Supplied material:
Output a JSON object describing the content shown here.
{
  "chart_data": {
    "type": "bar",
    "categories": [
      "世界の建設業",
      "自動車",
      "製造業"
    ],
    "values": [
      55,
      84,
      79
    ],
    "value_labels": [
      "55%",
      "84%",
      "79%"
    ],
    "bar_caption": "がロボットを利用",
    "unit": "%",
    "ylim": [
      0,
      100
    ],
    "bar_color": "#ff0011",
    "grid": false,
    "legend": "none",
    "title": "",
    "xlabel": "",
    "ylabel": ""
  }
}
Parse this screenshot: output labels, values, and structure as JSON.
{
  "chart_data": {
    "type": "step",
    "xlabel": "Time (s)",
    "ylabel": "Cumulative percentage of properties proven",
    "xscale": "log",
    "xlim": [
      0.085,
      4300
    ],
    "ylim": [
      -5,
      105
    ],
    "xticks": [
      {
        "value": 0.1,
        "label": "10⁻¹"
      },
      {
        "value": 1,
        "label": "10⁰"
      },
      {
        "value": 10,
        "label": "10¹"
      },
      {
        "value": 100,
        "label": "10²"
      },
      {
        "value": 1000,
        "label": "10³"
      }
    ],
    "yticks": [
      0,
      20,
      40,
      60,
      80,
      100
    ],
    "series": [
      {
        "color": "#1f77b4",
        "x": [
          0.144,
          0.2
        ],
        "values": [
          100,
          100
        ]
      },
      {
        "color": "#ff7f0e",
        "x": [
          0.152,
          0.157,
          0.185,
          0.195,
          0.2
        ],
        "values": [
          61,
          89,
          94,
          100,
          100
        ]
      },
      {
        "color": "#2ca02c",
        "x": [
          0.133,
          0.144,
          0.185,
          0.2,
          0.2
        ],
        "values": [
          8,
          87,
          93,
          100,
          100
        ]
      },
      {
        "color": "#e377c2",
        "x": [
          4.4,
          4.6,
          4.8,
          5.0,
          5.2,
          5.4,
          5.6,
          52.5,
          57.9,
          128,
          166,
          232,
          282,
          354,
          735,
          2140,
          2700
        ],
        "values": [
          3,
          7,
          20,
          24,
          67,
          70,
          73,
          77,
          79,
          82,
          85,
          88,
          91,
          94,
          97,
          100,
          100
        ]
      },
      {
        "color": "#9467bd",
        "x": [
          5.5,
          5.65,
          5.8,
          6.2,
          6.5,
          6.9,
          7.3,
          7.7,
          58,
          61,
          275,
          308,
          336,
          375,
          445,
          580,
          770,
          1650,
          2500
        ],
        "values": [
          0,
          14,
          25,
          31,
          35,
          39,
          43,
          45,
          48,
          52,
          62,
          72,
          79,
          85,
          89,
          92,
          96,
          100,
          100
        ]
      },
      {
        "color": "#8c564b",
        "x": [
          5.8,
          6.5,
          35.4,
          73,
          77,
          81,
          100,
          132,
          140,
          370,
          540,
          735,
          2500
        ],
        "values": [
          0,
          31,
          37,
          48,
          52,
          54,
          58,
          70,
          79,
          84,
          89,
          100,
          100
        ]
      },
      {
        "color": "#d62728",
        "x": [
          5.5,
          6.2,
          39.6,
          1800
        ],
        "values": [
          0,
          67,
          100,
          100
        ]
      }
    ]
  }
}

What you will do:
Search the entries for "ylabel" and copy out each line that has it.

Answer to this problem:
    "ylabel": ""
    "ylabel": "Cumulative percentage of properties proven",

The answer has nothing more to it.